▸ **STATED GOAL**
Give a verbatim copy of the lines below, minus the pictures.

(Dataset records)
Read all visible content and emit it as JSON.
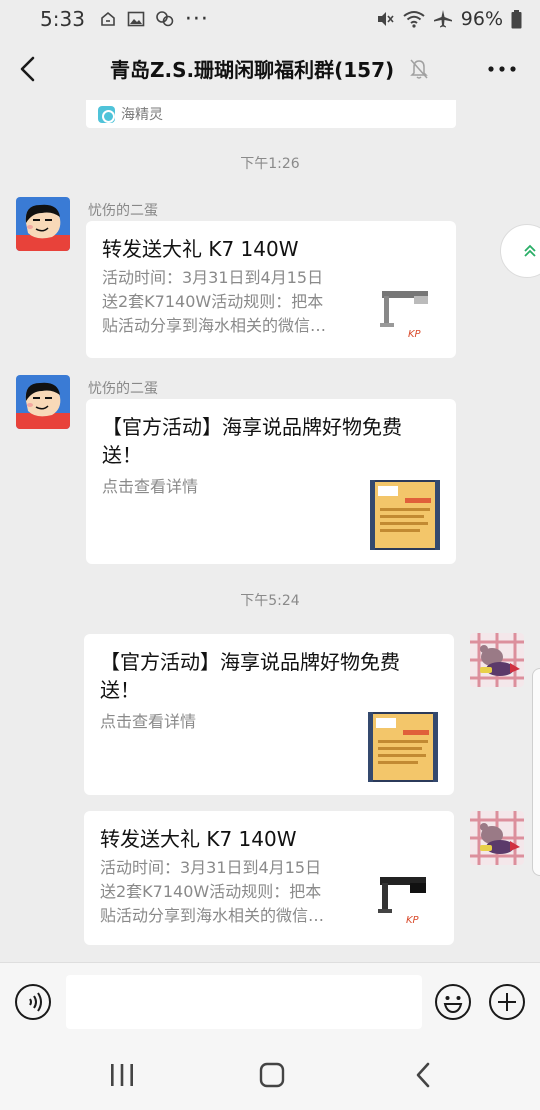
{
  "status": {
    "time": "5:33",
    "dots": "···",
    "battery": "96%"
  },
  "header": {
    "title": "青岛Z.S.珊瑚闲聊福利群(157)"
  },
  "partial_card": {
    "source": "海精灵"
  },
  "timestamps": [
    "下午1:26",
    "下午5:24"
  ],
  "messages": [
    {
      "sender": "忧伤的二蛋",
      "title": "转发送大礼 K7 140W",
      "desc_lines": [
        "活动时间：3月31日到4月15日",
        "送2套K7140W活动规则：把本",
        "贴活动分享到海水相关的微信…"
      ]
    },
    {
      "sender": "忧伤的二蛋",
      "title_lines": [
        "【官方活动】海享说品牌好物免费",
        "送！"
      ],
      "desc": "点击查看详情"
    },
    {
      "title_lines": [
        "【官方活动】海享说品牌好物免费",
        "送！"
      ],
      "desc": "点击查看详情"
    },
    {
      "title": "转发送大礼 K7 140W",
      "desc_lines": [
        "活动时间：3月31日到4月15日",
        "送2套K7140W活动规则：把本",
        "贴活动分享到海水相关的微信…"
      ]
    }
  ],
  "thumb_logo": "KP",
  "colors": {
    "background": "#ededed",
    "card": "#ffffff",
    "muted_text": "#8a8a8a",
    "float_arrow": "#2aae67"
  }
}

▸ **RESPONSE**
Read all visible content and emit it as JSON.
{
  "status": {
    "time": "5:33",
    "dots": "···",
    "battery": "96%"
  },
  "header": {
    "title": "青岛Z.S.珊瑚闲聊福利群(157)"
  },
  "partial_card": {
    "source": "海精灵"
  },
  "timestamps": [
    "下午1:26",
    "下午5:24"
  ],
  "messages": [
    {
      "sender": "忧伤的二蛋",
      "title": "转发送大礼 K7 140W",
      "desc_lines": [
        "活动时间：3月31日到4月15日",
        "送2套K7140W活动规则：把本",
        "贴活动分享到海水相关的微信…"
      ]
    },
    {
      "sender": "忧伤的二蛋",
      "title_lines": [
        "【官方活动】海享说品牌好物免费",
        "送！"
      ],
      "desc": "点击查看详情"
    },
    {
      "title_lines": [
        "【官方活动】海享说品牌好物免费",
        "送！"
      ],
      "desc": "点击查看详情"
    },
    {
      "title": "转发送大礼 K7 140W",
      "desc_lines": [
        "活动时间：3月31日到4月15日",
        "送2套K7140W活动规则：把本",
        "贴活动分享到海水相关的微信…"
      ]
    }
  ],
  "thumb_logo": "KP",
  "colors": {
    "background": "#ededed",
    "card": "#ffffff",
    "muted_text": "#8a8a8a",
    "float_arrow": "#2aae67"
  }
}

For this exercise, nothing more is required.